--- Dataset excerpts ---
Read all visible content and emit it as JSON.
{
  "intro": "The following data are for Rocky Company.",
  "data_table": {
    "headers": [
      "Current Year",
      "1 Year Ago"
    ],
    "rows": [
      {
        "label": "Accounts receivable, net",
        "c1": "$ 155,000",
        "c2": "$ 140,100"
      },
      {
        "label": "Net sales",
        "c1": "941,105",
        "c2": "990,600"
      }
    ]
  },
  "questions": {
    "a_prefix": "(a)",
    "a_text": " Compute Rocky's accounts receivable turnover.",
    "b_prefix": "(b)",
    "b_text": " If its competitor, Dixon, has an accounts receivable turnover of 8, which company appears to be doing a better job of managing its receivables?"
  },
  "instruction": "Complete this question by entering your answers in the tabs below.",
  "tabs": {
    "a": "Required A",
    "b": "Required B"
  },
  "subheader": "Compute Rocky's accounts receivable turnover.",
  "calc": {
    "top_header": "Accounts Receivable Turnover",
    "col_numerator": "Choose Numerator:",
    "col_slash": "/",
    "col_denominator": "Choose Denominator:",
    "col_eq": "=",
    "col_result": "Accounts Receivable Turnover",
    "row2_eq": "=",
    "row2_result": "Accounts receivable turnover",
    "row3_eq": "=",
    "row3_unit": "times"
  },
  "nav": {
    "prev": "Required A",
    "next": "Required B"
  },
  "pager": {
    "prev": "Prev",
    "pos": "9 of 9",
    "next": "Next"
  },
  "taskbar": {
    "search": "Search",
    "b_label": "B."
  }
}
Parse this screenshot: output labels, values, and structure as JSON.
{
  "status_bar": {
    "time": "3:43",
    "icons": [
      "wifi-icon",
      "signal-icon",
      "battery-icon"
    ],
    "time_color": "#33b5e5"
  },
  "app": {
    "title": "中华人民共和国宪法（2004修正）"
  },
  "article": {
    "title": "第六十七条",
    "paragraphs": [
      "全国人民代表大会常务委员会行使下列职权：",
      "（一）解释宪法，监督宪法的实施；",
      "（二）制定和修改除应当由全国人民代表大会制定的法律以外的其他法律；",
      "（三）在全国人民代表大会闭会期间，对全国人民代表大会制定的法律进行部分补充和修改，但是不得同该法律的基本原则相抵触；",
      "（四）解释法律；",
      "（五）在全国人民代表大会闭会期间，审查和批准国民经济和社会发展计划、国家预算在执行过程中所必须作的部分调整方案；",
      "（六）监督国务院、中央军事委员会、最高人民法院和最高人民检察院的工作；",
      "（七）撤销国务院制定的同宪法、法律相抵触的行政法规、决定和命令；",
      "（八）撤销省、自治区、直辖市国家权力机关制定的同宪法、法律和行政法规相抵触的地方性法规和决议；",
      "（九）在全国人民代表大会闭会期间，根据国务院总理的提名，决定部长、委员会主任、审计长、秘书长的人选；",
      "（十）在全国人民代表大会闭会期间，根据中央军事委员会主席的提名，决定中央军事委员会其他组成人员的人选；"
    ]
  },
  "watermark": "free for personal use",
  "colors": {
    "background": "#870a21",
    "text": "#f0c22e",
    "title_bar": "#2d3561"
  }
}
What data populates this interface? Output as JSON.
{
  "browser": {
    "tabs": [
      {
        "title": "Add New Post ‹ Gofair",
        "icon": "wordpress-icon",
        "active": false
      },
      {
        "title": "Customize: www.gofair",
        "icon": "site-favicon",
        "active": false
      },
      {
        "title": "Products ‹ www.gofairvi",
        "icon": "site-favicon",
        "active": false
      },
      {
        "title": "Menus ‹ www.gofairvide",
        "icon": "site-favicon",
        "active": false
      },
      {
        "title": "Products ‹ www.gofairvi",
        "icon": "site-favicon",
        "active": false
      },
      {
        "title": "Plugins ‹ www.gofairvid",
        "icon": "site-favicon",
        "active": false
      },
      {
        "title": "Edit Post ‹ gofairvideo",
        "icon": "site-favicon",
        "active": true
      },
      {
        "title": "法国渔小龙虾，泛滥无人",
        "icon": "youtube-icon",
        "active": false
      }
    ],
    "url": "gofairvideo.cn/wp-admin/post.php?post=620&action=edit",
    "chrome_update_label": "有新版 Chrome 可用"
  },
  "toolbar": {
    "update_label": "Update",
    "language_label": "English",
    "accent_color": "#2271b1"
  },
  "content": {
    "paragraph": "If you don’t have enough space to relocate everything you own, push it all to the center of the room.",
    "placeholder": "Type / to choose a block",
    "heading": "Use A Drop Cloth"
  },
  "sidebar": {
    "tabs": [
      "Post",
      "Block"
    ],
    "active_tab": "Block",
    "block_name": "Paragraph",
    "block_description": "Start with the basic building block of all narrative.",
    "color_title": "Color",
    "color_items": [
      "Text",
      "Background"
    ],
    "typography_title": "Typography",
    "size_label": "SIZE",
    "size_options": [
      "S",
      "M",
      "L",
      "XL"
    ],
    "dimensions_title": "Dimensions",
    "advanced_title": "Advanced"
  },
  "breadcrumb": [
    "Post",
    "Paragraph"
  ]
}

--- Task details ---
Write the listing out again, exactly as it reads.

--- Written response ---
Read all visible content and emit it as JSON.
{
  "intro": "The following data are for Rocky Company.",
  "data_table": {
    "headers": [
      "Current Year",
      "1 Year Ago"
    ],
    "rows": [
      {
        "label": "Accounts receivable, net",
        "c1": "$ 155,000",
        "c2": "$ 140,100"
      },
      {
        "label": "Net sales",
        "c1": "941,105",
        "c2": "990,600"
      }
    ]
  },
  "questions": {
    "a_prefix": "(a)",
    "a_text": " Compute Rocky's accounts receivable turnover.",
    "b_prefix": "(b)",
    "b_text": " If its competitor, Dixon, has an accounts receivable turnover of 8, which company appears to be doing a better job of managing its receivables?"
  },
  "instruction": "Complete this question by entering your answers in the tabs below.",
  "tabs": {
    "a": "Required A",
    "b": "Required B"
  },
  "subheader": "Compute Rocky's accounts receivable turnover.",
  "calc": {
    "top_header": "Accounts Receivable Turnover",
    "col_numerator": "Choose Numerator:",
    "col_slash": "/",
    "col_denominator": "Choose Denominator:",
    "col_eq": "=",
    "col_result": "Accounts Receivable Turnover",
    "row2_eq": "=",
    "row2_result": "Accounts receivable turnover",
    "row3_eq": "=",
    "row3_unit": "times"
  },
  "nav": {
    "prev": "Required A",
    "next": "Required B"
  },
  "pager": {
    "prev": "Prev",
    "pos": "9 of 9",
    "next": "Next"
  },
  "taskbar": {
    "search": "Search",
    "b_label": "B."
  }
}
Parse this screenshot: output labels, values, and structure as JSON.
{
  "status_bar": {
    "time": "3:43",
    "icons": [
      "wifi-icon",
      "signal-icon",
      "battery-icon"
    ],
    "time_color": "#33b5e5"
  },
  "app": {
    "title": "中华人民共和国宪法（2004修正）"
  },
  "article": {
    "title": "第六十七条",
    "paragraphs": [
      "全国人民代表大会常务委员会行使下列职权：",
      "（一）解释宪法，监督宪法的实施；",
      "（二）制定和修改除应当由全国人民代表大会制定的法律以外的其他法律；",
      "（三）在全国人民代表大会闭会期间，对全国人民代表大会制定的法律进行部分补充和修改，但是不得同该法律的基本原则相抵触；",
      "（四）解释法律；",
      "（五）在全国人民代表大会闭会期间，审查和批准国民经济和社会发展计划、国家预算在执行过程中所必须作的部分调整方案；",
      "（六）监督国务院、中央军事委员会、最高人民法院和最高人民检察院的工作；",
      "（七）撤销国务院制定的同宪法、法律相抵触的行政法规、决定和命令；",
      "（八）撤销省、自治区、直辖市国家权力机关制定的同宪法、法律和行政法规相抵触的地方性法规和决议；",
      "（九）在全国人民代表大会闭会期间，根据国务院总理的提名，决定部长、委员会主任、审计长、秘书长的人选；",
      "（十）在全国人民代表大会闭会期间，根据中央军事委员会主席的提名，决定中央军事委员会其他组成人员的人选；"
    ]
  },
  "watermark": "free for personal use",
  "colors": {
    "background": "#870a21",
    "text": "#f0c22e",
    "title_bar": "#2d3561"
  }
}
What data populates this interface? Output as JSON.
{
  "browser": {
    "tabs": [
      {
        "title": "Add New Post ‹ Gofair",
        "icon": "wordpress-icon",
        "active": false
      },
      {
        "title": "Customize: www.gofair",
        "icon": "site-favicon",
        "active": false
      },
      {
        "title": "Products ‹ www.gofairvi",
        "icon": "site-favicon",
        "active": false
      },
      {
        "title": "Menus ‹ www.gofairvide",
        "icon": "site-favicon",
        "active": false
      },
      {
        "title": "Products ‹ www.gofairvi",
        "icon": "site-favicon",
        "active": false
      },
      {
        "title": "Plugins ‹ www.gofairvid",
        "icon": "site-favicon",
        "active": false
      },
      {
        "title": "Edit Post ‹ gofairvideo",
        "icon": "site-favicon",
        "active": true
      },
      {
        "title": "法国渔小龙虾，泛滥无人",
        "icon": "youtube-icon",
        "active": false
      }
    ],
    "url": "gofairvideo.cn/wp-admin/post.php?post=620&action=edit",
    "chrome_update_label": "有新版 Chrome 可用"
  },
  "toolbar": {
    "update_label": "Update",
    "language_label": "English",
    "accent_color": "#2271b1"
  },
  "content": {
    "paragraph": "If you don’t have enough space to relocate everything you own, push it all to the center of the room.",
    "placeholder": "Type / to choose a block",
    "heading": "Use A Drop Cloth"
  },
  "sidebar": {
    "tabs": [
      "Post",
      "Block"
    ],
    "active_tab": "Block",
    "block_name": "Paragraph",
    "block_description": "Start with the basic building block of all narrative.",
    "color_title": "Color",
    "color_items": [
      "Text",
      "Background"
    ],
    "typography_title": "Typography",
    "size_label": "SIZE",
    "size_options": [
      "S",
      "M",
      "L",
      "XL"
    ],
    "dimensions_title": "Dimensions",
    "advanced_title": "Advanced"
  },
  "breadcrumb": [
    "Post",
    "Paragraph"
  ]
}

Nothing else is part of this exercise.